§ TASK REQUIREMENTS
Can you write out all the lines word for word, with no pictures?

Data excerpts
::::
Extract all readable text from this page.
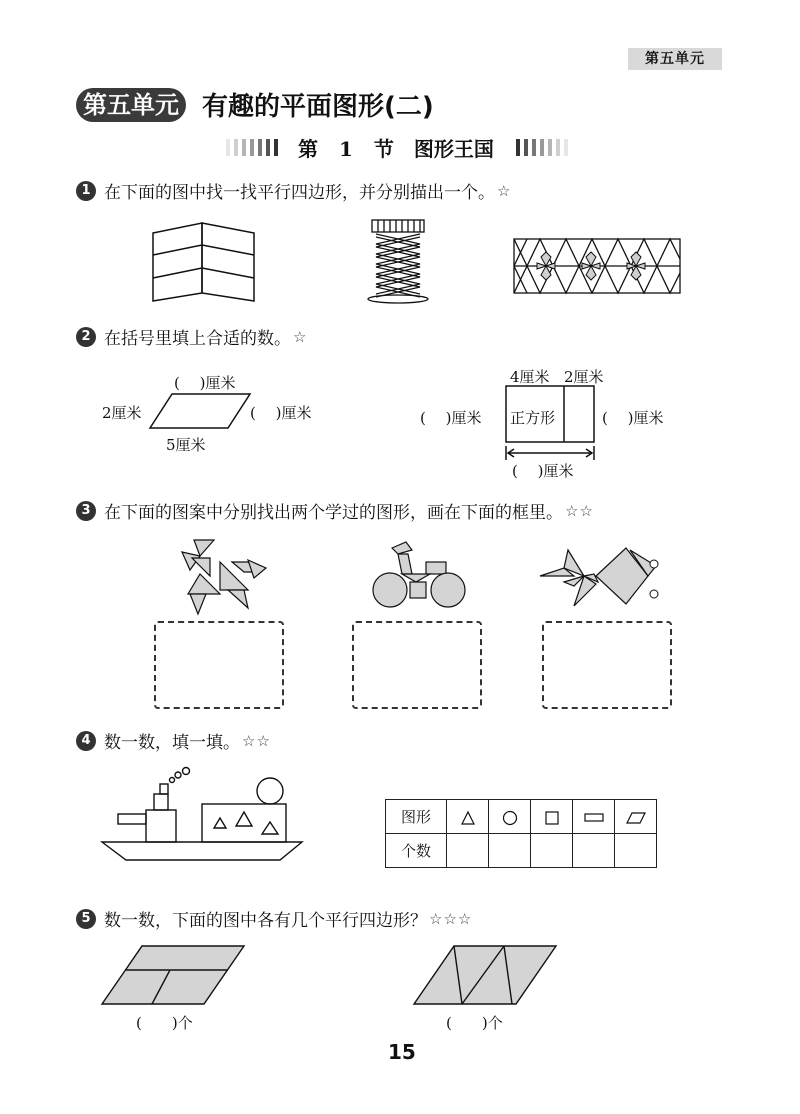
第五单元
第五单元 有趣的平面图形(二)
第 1 节　图形王国
1 在下面的图中找一找平行四边形，并分别描出一个。 ☆
2 在括号里填上合适的数。 ☆
(　 )厘米
2厘米	(　 )厘米
5厘米
4厘米 2厘米
(　 )厘米 正方形	(　 )厘米
(　 )厘米
3 在下面的图案中分别找出两个学过的图形，画在下面的框里。 ☆☆
4 数一数，填一填。 ☆☆
图形					
个数					
5 数一数，下面的图中各有几个平行四边形？ ☆☆☆
(　　)个	(　　)个
15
::::
§ FINAL RESULT
Extract all readable text from this page.
第五单元
第五单元 有趣的平面图形(二)
第 1 节　图形王国
1 在下面的图中找一找平行四边形，并分别描出一个。 ☆
2 在括号里填上合适的数。 ☆
(　 )厘米
2厘米	(　 )厘米
5厘米
4厘米 2厘米
(　 )厘米 正方形	(　 )厘米
(　 )厘米
3 在下面的图案中分别找出两个学过的图形，画在下面的框里。 ☆☆
4 数一数，填一填。 ☆☆
图形					
个数					
5 数一数，下面的图中各有几个平行四边形？ ☆☆☆
(　　)个	(　　)个
15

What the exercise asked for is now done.